Start EXTRACTED MATERIAL
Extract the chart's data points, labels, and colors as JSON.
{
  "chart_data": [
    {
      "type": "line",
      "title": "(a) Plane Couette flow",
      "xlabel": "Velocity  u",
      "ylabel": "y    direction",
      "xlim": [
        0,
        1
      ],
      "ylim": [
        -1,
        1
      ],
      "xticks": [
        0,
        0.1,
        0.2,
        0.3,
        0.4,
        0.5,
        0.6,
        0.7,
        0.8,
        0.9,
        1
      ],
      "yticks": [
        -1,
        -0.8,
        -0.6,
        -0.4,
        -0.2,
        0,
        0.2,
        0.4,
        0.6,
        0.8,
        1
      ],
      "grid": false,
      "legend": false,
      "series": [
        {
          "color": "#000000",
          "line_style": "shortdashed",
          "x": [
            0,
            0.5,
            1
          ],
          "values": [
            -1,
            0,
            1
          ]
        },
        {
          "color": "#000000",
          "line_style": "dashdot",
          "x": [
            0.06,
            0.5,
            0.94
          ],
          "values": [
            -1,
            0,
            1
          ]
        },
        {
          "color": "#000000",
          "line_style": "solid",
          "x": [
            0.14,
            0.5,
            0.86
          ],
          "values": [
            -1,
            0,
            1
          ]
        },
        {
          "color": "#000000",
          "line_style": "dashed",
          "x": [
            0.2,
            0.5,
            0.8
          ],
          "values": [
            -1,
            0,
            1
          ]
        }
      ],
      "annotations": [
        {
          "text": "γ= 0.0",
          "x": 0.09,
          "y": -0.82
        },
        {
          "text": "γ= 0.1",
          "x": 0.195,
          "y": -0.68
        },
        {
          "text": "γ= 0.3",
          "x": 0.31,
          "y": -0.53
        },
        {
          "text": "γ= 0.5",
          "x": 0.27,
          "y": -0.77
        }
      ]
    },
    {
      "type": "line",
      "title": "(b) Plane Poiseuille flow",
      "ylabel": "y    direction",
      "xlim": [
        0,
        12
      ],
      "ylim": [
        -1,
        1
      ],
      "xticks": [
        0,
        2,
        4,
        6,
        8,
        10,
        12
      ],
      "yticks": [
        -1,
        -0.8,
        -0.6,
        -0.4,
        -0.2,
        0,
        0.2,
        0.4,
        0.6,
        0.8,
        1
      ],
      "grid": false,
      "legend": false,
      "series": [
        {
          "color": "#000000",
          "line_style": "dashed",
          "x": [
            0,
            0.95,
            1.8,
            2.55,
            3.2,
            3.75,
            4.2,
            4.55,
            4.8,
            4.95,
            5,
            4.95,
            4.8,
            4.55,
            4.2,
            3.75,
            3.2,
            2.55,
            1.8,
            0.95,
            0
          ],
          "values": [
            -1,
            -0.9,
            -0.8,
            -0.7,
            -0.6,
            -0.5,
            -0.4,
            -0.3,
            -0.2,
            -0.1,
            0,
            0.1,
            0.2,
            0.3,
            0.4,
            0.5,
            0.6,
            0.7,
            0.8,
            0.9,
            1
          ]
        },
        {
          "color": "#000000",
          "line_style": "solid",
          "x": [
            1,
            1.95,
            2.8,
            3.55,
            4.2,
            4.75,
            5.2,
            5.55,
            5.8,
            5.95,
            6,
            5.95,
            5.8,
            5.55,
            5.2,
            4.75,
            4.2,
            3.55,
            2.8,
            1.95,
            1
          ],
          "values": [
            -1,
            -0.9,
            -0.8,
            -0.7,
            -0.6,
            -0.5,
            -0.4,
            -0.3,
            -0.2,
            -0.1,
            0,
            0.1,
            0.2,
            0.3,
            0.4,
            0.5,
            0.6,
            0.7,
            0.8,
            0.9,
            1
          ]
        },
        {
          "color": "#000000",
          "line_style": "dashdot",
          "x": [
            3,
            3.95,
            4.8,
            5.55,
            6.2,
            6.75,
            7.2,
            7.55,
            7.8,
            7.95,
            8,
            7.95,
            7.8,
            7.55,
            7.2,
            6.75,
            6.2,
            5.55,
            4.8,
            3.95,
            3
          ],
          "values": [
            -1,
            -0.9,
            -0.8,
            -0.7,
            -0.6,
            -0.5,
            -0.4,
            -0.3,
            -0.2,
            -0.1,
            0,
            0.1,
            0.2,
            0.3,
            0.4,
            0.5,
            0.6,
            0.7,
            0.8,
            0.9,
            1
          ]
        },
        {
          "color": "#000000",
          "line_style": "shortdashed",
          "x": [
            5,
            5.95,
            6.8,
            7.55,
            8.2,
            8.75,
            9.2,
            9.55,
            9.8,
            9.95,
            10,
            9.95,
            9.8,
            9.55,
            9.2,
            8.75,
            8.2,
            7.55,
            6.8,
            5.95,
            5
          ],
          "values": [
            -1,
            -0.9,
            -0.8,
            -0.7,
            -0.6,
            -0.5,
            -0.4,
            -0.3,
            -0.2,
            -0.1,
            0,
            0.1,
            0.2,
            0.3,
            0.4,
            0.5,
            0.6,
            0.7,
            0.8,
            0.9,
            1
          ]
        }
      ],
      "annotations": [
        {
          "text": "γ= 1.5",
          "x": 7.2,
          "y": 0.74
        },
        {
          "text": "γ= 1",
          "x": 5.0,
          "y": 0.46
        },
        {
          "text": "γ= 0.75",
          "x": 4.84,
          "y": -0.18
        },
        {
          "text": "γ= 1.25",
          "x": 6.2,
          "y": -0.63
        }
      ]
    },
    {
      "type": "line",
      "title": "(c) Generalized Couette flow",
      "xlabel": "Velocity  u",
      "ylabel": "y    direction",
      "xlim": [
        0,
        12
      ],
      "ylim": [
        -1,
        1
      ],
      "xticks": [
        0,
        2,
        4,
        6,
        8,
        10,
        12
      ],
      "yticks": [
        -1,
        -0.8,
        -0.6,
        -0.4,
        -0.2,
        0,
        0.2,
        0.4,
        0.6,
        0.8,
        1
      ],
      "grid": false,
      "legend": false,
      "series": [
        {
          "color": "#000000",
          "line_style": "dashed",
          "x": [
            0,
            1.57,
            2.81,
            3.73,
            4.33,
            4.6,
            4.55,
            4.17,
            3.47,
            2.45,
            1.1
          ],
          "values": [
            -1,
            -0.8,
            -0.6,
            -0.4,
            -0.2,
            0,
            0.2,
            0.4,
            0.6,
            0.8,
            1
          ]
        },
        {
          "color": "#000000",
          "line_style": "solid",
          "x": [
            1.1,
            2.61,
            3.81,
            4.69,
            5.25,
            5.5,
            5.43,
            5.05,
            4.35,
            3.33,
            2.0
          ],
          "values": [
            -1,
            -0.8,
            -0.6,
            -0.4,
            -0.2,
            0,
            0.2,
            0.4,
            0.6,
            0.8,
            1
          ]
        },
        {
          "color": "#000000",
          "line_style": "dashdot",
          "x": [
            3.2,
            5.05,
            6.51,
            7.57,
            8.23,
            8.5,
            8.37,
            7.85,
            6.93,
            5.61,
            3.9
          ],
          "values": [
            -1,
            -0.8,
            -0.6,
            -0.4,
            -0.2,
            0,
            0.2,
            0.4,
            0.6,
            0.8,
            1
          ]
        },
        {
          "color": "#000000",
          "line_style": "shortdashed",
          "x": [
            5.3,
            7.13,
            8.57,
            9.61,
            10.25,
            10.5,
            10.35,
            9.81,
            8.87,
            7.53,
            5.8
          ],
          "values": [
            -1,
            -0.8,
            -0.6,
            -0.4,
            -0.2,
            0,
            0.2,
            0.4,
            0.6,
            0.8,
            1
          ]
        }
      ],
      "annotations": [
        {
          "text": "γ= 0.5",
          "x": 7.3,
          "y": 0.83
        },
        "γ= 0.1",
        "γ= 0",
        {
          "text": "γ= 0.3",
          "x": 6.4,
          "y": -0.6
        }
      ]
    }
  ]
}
End EXTRACTED MATERIAL
• [WHAT TO WORK ON] Repeat the lines above exactly.

• [ANSWER IN FULL]
Extract the chart's data points, labels, and colors as JSON.
{
  "chart_data": [
    {
      "type": "line",
      "title": "(a) Plane Couette flow",
      "xlabel": "Velocity  u",
      "ylabel": "y    direction",
      "xlim": [
        0,
        1
      ],
      "ylim": [
        -1,
        1
      ],
      "xticks": [
        0,
        0.1,
        0.2,
        0.3,
        0.4,
        0.5,
        0.6,
        0.7,
        0.8,
        0.9,
        1
      ],
      "yticks": [
        -1,
        -0.8,
        -0.6,
        -0.4,
        -0.2,
        0,
        0.2,
        0.4,
        0.6,
        0.8,
        1
      ],
      "grid": false,
      "legend": false,
      "series": [
        {
          "color": "#000000",
          "line_style": "shortdashed",
          "x": [
            0,
            0.5,
            1
          ],
          "values": [
            -1,
            0,
            1
          ]
        },
        {
          "color": "#000000",
          "line_style": "dashdot",
          "x": [
            0.06,
            0.5,
            0.94
          ],
          "values": [
            -1,
            0,
            1
          ]
        },
        {
          "color": "#000000",
          "line_style": "solid",
          "x": [
            0.14,
            0.5,
            0.86
          ],
          "values": [
            -1,
            0,
            1
          ]
        },
        {
          "color": "#000000",
          "line_style": "dashed",
          "x": [
            0.2,
            0.5,
            0.8
          ],
          "values": [
            -1,
            0,
            1
          ]
        }
      ],
      "annotations": [
        {
          "text": "γ= 0.0",
          "x": 0.09,
          "y": -0.82
        },
        {
          "text": "γ= 0.1",
          "x": 0.195,
          "y": -0.68
        },
        {
          "text": "γ= 0.3",
          "x": 0.31,
          "y": -0.53
        },
        {
          "text": "γ= 0.5",
          "x": 0.27,
          "y": -0.77
        }
      ]
    },
    {
      "type": "line",
      "title": "(b) Plane Poiseuille flow",
      "ylabel": "y    direction",
      "xlim": [
        0,
        12
      ],
      "ylim": [
        -1,
        1
      ],
      "xticks": [
        0,
        2,
        4,
        6,
        8,
        10,
        12
      ],
      "yticks": [
        -1,
        -0.8,
        -0.6,
        -0.4,
        -0.2,
        0,
        0.2,
        0.4,
        0.6,
        0.8,
        1
      ],
      "grid": false,
      "legend": false,
      "series": [
        {
          "color": "#000000",
          "line_style": "dashed",
          "x": [
            0,
            0.95,
            1.8,
            2.55,
            3.2,
            3.75,
            4.2,
            4.55,
            4.8,
            4.95,
            5,
            4.95,
            4.8,
            4.55,
            4.2,
            3.75,
            3.2,
            2.55,
            1.8,
            0.95,
            0
          ],
          "values": [
            -1,
            -0.9,
            -0.8,
            -0.7,
            -0.6,
            -0.5,
            -0.4,
            -0.3,
            -0.2,
            -0.1,
            0,
            0.1,
            0.2,
            0.3,
            0.4,
            0.5,
            0.6,
            0.7,
            0.8,
            0.9,
            1
          ]
        },
        {
          "color": "#000000",
          "line_style": "solid",
          "x": [
            1,
            1.95,
            2.8,
            3.55,
            4.2,
            4.75,
            5.2,
            5.55,
            5.8,
            5.95,
            6,
            5.95,
            5.8,
            5.55,
            5.2,
            4.75,
            4.2,
            3.55,
            2.8,
            1.95,
            1
          ],
          "values": [
            -1,
            -0.9,
            -0.8,
            -0.7,
            -0.6,
            -0.5,
            -0.4,
            -0.3,
            -0.2,
            -0.1,
            0,
            0.1,
            0.2,
            0.3,
            0.4,
            0.5,
            0.6,
            0.7,
            0.8,
            0.9,
            1
          ]
        },
        {
          "color": "#000000",
          "line_style": "dashdot",
          "x": [
            3,
            3.95,
            4.8,
            5.55,
            6.2,
            6.75,
            7.2,
            7.55,
            7.8,
            7.95,
            8,
            7.95,
            7.8,
            7.55,
            7.2,
            6.75,
            6.2,
            5.55,
            4.8,
            3.95,
            3
          ],
          "values": [
            -1,
            -0.9,
            -0.8,
            -0.7,
            -0.6,
            -0.5,
            -0.4,
            -0.3,
            -0.2,
            -0.1,
            0,
            0.1,
            0.2,
            0.3,
            0.4,
            0.5,
            0.6,
            0.7,
            0.8,
            0.9,
            1
          ]
        },
        {
          "color": "#000000",
          "line_style": "shortdashed",
          "x": [
            5,
            5.95,
            6.8,
            7.55,
            8.2,
            8.75,
            9.2,
            9.55,
            9.8,
            9.95,
            10,
            9.95,
            9.8,
            9.55,
            9.2,
            8.75,
            8.2,
            7.55,
            6.8,
            5.95,
            5
          ],
          "values": [
            -1,
            -0.9,
            -0.8,
            -0.7,
            -0.6,
            -0.5,
            -0.4,
            -0.3,
            -0.2,
            -0.1,
            0,
            0.1,
            0.2,
            0.3,
            0.4,
            0.5,
            0.6,
            0.7,
            0.8,
            0.9,
            1
          ]
        }
      ],
      "annotations": [
        {
          "text": "γ= 1.5",
          "x": 7.2,
          "y": 0.74
        },
        {
          "text": "γ= 1",
          "x": 5.0,
          "y": 0.46
        },
        {
          "text": "γ= 0.75",
          "x": 4.84,
          "y": -0.18
        },
        {
          "text": "γ= 1.25",
          "x": 6.2,
          "y": -0.63
        }
      ]
    },
    {
      "type": "line",
      "title": "(c) Generalized Couette flow",
      "xlabel": "Velocity  u",
      "ylabel": "y    direction",
      "xlim": [
        0,
        12
      ],
      "ylim": [
        -1,
        1
      ],
      "xticks": [
        0,
        2,
        4,
        6,
        8,
        10,
        12
      ],
      "yticks": [
        -1,
        -0.8,
        -0.6,
        -0.4,
        -0.2,
        0,
        0.2,
        0.4,
        0.6,
        0.8,
        1
      ],
      "grid": false,
      "legend": false,
      "series": [
        {
          "color": "#000000",
          "line_style": "dashed",
          "x": [
            0,
            1.57,
            2.81,
            3.73,
            4.33,
            4.6,
            4.55,
            4.17,
            3.47,
            2.45,
            1.1
          ],
          "values": [
            -1,
            -0.8,
            -0.6,
            -0.4,
            -0.2,
            0,
            0.2,
            0.4,
            0.6,
            0.8,
            1
          ]
        },
        {
          "color": "#000000",
          "line_style": "solid",
          "x": [
            1.1,
            2.61,
            3.81,
            4.69,
            5.25,
            5.5,
            5.43,
            5.05,
            4.35,
            3.33,
            2.0
          ],
          "values": [
            -1,
            -0.8,
            -0.6,
            -0.4,
            -0.2,
            0,
            0.2,
            0.4,
            0.6,
            0.8,
            1
          ]
        },
        {
          "color": "#000000",
          "line_style": "dashdot",
          "x": [
            3.2,
            5.05,
            6.51,
            7.57,
            8.23,
            8.5,
            8.37,
            7.85,
            6.93,
            5.61,
            3.9
          ],
          "values": [
            -1,
            -0.8,
            -0.6,
            -0.4,
            -0.2,
            0,
            0.2,
            0.4,
            0.6,
            0.8,
            1
          ]
        },
        {
          "color": "#000000",
          "line_style": "shortdashed",
          "x": [
            5.3,
            7.13,
            8.57,
            9.61,
            10.25,
            10.5,
            10.35,
            9.81,
            8.87,
            7.53,
            5.8
          ],
          "values": [
            -1,
            -0.8,
            -0.6,
            -0.4,
            -0.2,
            0,
            0.2,
            0.4,
            0.6,
            0.8,
            1
          ]
        }
      ],
      "annotations": [
        {
          "text": "γ= 0.5",
          "x": 7.3,
          "y": 0.83
        },
        "γ= 0.1",
        "γ= 0",
        {
          "text": "γ= 0.3",
          "x": 6.4,
          "y": -0.6
        }
      ]
    }
  ]
}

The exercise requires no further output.